= Brief =
Set down all of the entries word for word, omitting the images they contain.

= Task data =
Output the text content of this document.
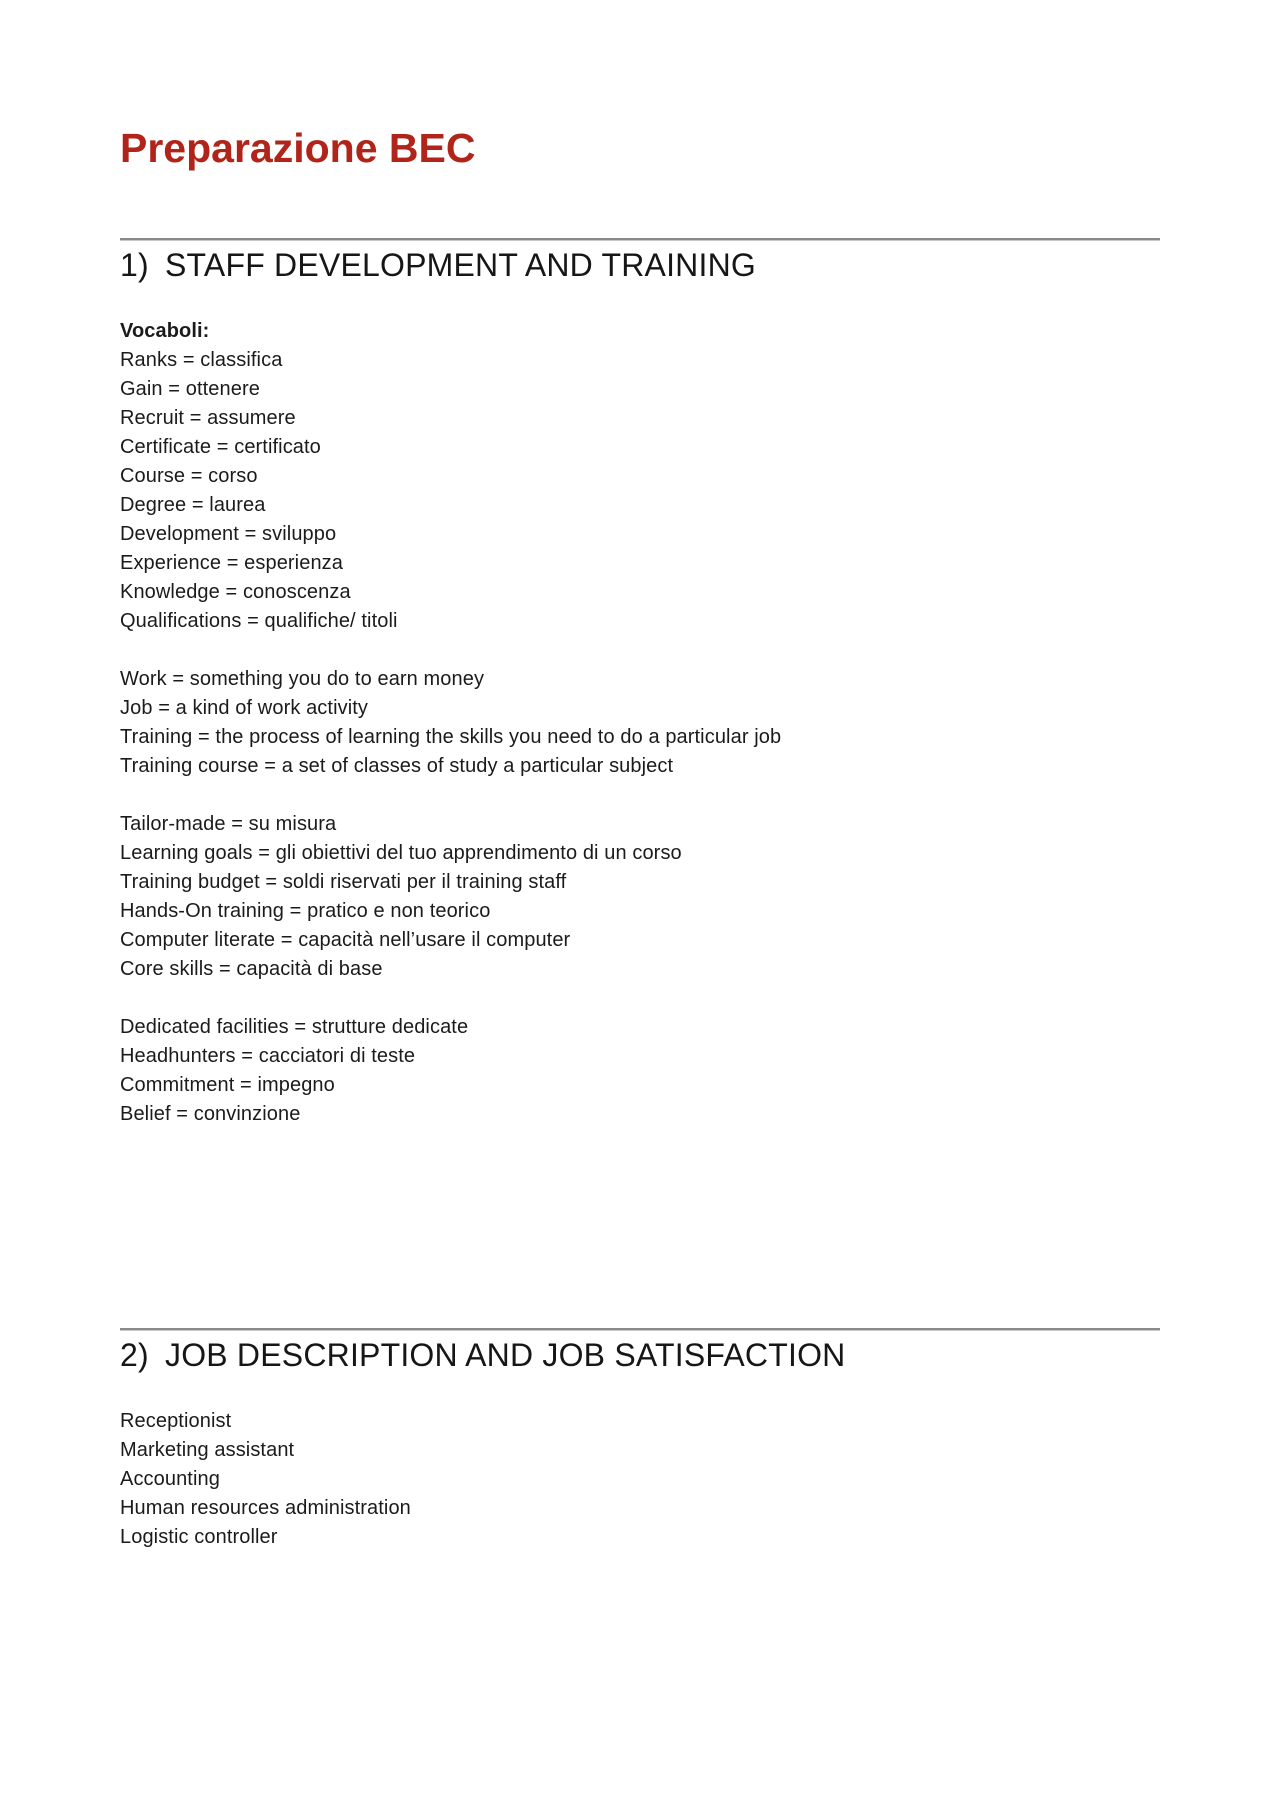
Preparazione BEC
1) STAFF DEVELOPMENT AND TRAINING
Vocaboli:
Ranks = classifica
Gain = ottenere
Recruit = assumere
Certificate = certificato
Course = corso
Degree = laurea
Development = sviluppo
Experience = esperienza
Knowledge = conoscenza
Qualifications = qualifiche/ titoli
Work = something you do to earn money
Job = a kind of work activity
Training = the process of learning the skills you need to do a particular job
Training course = a set of classes of study a particular subject
Tailor-made = su misura
Learning goals = gli obiettivi del tuo apprendimento di un corso
Training budget = soldi riservati per il training staff
Hands-On training = pratico e non teorico
Computer literate = capacità nell’usare il computer
Core skills = capacità di base
Dedicated facilities = strutture dedicate
Headhunters = cacciatori di teste
Commitment = impegno
Belief = convinzione
2) JOB DESCRIPTION AND JOB SATISFACTION
Receptionist
Marketing assistant
Accounting
Human resources administration
Logistic controller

= Task result =
Output the text content of this document.
Preparazione BEC
1) STAFF DEVELOPMENT AND TRAINING
Vocaboli:
Ranks = classifica
Gain = ottenere
Recruit = assumere
Certificate = certificato
Course = corso
Degree = laurea
Development = sviluppo
Experience = esperienza
Knowledge = conoscenza
Qualifications = qualifiche/ titoli
Work = something you do to earn money
Job = a kind of work activity
Training = the process of learning the skills you need to do a particular job
Training course = a set of classes of study a particular subject
Tailor-made = su misura
Learning goals = gli obiettivi del tuo apprendimento di un corso
Training budget = soldi riservati per il training staff
Hands-On training = pratico e non teorico
Computer literate = capacità nell’usare il computer
Core skills = capacità di base
Dedicated facilities = strutture dedicate
Headhunters = cacciatori di teste
Commitment = impegno
Belief = convinzione
2) JOB DESCRIPTION AND JOB SATISFACTION
Receptionist
Marketing assistant
Accounting
Human resources administration
Logistic controller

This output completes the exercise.